# The request
Collect every line in the records below that contains the word "Total".

# Data for this exercise
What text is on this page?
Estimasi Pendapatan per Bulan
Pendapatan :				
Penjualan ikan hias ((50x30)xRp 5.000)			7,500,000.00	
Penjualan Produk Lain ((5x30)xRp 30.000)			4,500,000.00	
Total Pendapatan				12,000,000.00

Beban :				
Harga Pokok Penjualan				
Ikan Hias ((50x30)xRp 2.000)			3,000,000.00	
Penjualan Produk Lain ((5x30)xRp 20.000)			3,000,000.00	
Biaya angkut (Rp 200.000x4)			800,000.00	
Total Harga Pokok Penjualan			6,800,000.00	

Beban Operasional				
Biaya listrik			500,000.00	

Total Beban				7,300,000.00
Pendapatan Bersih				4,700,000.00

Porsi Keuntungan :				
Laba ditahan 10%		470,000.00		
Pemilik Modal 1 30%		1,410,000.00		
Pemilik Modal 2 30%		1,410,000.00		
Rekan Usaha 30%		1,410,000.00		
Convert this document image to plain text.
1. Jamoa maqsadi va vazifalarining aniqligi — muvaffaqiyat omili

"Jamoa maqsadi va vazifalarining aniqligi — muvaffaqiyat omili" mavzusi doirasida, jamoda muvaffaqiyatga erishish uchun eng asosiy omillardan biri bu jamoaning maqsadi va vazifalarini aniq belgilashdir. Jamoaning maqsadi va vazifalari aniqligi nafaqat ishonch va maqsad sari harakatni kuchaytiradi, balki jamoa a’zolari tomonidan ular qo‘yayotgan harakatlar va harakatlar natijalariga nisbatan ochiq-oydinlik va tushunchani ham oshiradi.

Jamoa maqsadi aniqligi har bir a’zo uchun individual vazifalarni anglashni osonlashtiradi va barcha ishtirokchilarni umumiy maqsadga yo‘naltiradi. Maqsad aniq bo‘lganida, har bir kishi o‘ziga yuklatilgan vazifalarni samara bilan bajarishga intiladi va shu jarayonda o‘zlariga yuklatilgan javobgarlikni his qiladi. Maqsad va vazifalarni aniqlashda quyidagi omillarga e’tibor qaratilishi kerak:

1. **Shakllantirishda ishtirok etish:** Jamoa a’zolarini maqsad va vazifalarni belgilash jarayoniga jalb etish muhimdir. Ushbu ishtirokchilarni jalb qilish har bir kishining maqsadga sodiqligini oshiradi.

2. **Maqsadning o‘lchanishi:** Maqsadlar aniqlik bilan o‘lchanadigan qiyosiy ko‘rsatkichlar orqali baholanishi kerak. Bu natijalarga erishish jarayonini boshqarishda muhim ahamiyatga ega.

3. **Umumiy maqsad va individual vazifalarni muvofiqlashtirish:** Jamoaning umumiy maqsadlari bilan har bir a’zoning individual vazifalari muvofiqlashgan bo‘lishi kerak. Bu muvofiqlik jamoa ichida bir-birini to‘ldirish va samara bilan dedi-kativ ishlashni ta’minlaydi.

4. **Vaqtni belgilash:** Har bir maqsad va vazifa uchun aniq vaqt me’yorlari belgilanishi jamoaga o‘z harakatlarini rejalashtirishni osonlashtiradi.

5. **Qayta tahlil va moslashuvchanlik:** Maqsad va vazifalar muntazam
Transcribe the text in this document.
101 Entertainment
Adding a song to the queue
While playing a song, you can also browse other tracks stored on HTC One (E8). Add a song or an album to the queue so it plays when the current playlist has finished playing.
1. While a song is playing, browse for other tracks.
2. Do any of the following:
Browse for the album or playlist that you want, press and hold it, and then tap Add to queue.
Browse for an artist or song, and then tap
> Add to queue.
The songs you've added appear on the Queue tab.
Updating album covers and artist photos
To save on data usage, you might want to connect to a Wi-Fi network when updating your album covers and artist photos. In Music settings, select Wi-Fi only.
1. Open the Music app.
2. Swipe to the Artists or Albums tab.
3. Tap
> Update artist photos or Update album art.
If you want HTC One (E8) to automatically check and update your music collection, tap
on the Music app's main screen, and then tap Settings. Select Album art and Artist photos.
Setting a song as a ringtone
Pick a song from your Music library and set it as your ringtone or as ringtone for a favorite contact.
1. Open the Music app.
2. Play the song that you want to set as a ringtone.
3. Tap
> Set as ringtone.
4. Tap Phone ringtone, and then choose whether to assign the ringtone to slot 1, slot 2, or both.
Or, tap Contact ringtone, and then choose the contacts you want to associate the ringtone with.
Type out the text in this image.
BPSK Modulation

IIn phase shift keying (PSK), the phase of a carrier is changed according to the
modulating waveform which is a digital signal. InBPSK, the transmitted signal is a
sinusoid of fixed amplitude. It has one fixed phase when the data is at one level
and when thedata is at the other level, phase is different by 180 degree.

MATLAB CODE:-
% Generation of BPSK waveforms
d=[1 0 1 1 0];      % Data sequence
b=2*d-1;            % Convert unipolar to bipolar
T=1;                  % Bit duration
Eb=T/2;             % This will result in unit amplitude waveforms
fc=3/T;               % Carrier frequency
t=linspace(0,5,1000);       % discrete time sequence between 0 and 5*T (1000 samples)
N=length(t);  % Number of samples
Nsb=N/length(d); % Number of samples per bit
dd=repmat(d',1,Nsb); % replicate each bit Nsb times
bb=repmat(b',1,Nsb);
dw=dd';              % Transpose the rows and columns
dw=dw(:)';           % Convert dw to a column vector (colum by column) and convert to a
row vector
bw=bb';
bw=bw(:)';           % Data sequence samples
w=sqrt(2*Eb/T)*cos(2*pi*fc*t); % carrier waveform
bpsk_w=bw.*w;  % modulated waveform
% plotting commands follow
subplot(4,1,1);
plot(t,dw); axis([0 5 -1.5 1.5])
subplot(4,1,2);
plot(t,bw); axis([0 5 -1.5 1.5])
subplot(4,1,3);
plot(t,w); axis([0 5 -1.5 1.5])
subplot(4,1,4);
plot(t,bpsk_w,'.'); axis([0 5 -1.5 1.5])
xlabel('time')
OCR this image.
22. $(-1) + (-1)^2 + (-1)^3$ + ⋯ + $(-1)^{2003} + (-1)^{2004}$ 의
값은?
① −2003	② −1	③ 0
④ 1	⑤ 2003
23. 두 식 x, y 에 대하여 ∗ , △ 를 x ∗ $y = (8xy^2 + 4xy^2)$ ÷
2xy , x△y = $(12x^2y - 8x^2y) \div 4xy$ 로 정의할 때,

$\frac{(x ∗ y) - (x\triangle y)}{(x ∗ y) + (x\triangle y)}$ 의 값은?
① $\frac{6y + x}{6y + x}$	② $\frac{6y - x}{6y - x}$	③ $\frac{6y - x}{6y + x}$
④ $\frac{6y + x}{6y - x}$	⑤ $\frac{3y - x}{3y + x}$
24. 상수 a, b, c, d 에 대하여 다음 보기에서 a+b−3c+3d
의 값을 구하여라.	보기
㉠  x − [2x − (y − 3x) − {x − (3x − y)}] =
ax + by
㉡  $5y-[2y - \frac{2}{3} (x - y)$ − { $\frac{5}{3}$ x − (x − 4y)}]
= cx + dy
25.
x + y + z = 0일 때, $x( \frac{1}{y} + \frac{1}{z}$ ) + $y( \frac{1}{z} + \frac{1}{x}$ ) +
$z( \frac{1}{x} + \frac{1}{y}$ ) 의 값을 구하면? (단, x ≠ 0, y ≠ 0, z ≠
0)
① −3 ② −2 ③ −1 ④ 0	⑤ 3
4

# Response to this task
Total Pendapatan				12,000,000.00
Total Harga Pokok Penjualan			6,800,000.00	
Total Beban				7,300,000.00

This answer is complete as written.